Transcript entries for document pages
*** Begin section ***

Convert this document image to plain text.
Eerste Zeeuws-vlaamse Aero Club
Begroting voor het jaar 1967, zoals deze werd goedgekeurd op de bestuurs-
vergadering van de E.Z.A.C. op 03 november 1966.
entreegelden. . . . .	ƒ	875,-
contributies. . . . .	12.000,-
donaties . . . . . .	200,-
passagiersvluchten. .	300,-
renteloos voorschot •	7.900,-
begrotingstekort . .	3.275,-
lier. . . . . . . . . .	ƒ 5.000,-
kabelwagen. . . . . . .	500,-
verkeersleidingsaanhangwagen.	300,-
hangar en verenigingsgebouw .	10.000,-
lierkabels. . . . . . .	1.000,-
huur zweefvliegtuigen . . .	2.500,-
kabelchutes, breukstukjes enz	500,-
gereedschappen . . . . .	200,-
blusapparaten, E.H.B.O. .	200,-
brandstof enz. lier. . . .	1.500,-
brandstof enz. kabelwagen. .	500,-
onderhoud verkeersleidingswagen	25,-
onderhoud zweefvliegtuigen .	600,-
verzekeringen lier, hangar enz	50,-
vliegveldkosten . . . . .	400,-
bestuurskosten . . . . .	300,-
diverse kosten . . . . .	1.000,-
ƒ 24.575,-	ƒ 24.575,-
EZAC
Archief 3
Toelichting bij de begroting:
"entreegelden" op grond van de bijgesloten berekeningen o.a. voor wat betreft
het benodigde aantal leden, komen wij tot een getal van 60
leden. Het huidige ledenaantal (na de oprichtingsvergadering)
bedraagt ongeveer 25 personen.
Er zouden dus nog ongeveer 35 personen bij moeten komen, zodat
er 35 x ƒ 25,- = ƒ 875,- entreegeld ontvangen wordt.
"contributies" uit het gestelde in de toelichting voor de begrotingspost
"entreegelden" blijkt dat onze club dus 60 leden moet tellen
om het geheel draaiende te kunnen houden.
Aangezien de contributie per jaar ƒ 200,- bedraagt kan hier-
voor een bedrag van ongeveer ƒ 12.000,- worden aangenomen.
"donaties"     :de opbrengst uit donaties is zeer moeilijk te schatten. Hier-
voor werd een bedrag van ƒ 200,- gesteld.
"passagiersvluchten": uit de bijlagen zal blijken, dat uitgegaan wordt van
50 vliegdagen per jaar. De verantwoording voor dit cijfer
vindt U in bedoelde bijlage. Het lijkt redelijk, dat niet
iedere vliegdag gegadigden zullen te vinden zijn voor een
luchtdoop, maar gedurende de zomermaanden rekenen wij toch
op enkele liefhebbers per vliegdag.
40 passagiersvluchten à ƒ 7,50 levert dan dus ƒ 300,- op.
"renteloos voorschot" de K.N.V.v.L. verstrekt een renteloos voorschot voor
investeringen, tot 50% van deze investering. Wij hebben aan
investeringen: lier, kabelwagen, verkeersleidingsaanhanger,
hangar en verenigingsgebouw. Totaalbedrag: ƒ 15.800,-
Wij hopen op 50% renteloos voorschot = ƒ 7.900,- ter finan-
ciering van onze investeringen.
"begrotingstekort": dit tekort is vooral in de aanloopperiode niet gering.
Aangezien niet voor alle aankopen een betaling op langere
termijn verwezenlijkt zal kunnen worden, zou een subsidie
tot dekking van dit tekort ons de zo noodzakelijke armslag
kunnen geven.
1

*** End section ***

▶ Your assignment:
May I have the entries returned exactly, with every line in place?

▶ Task result:
Convert this document image to plain text.
Eerste Zeeuws-vlaamse Aero Club
Begroting voor het jaar 1967, zoals deze werd goedgekeurd op de bestuurs-
vergadering van de E.Z.A.C. op 03 november 1966.
entreegelden. . . . .	ƒ	875,-
contributies. . . . .	12.000,-
donaties . . . . . .	200,-
passagiersvluchten. .	300,-
renteloos voorschot •	7.900,-
begrotingstekort . .	3.275,-
lier. . . . . . . . . .	ƒ 5.000,-
kabelwagen. . . . . . .	500,-
verkeersleidingsaanhangwagen.	300,-
hangar en verenigingsgebouw .	10.000,-
lierkabels. . . . . . .	1.000,-
huur zweefvliegtuigen . . .	2.500,-
kabelchutes, breukstukjes enz	500,-
gereedschappen . . . . .	200,-
blusapparaten, E.H.B.O. .	200,-
brandstof enz. lier. . . .	1.500,-
brandstof enz. kabelwagen. .	500,-
onderhoud verkeersleidingswagen	25,-
onderhoud zweefvliegtuigen .	600,-
verzekeringen lier, hangar enz	50,-
vliegveldkosten . . . . .	400,-
bestuurskosten . . . . .	300,-
diverse kosten . . . . .	1.000,-
ƒ 24.575,-	ƒ 24.575,-
EZAC
Archief 3
Toelichting bij de begroting:
"entreegelden" op grond van de bijgesloten berekeningen o.a. voor wat betreft
het benodigde aantal leden, komen wij tot een getal van 60
leden. Het huidige ledenaantal (na de oprichtingsvergadering)
bedraagt ongeveer 25 personen.
Er zouden dus nog ongeveer 35 personen bij moeten komen, zodat
er 35 x ƒ 25,- = ƒ 875,- entreegeld ontvangen wordt.
"contributies" uit het gestelde in de toelichting voor de begrotingspost
"entreegelden" blijkt dat onze club dus 60 leden moet tellen
om het geheel draaiende te kunnen houden.
Aangezien de contributie per jaar ƒ 200,- bedraagt kan hier-
voor een bedrag van ongeveer ƒ 12.000,- worden aangenomen.
"donaties"     :de opbrengst uit donaties is zeer moeilijk te schatten. Hier-
voor werd een bedrag van ƒ 200,- gesteld.
"passagiersvluchten": uit de bijlagen zal blijken, dat uitgegaan wordt van
50 vliegdagen per jaar. De verantwoording voor dit cijfer
vindt U in bedoelde bijlage. Het lijkt redelijk, dat niet
iedere vliegdag gegadigden zullen te vinden zijn voor een
luchtdoop, maar gedurende de zomermaanden rekenen wij toch
op enkele liefhebbers per vliegdag.
40 passagiersvluchten à ƒ 7,50 levert dan dus ƒ 300,- op.
"renteloos voorschot" de K.N.V.v.L. verstrekt een renteloos voorschot voor
investeringen, tot 50% van deze investering. Wij hebben aan
investeringen: lier, kabelwagen, verkeersleidingsaanhanger,
hangar en verenigingsgebouw. Totaalbedrag: ƒ 15.800,-
Wij hopen op 50% renteloos voorschot = ƒ 7.900,- ter finan-
ciering van onze investeringen.
"begrotingstekort": dit tekort is vooral in de aanloopperiode niet gering.
Aangezien niet voor alle aankopen een betaling op langere
termijn verwezenlijkt zal kunnen worden, zou een subsidie
tot dekking van dit tekort ons de zo noodzakelijke armslag
kunnen geven.
1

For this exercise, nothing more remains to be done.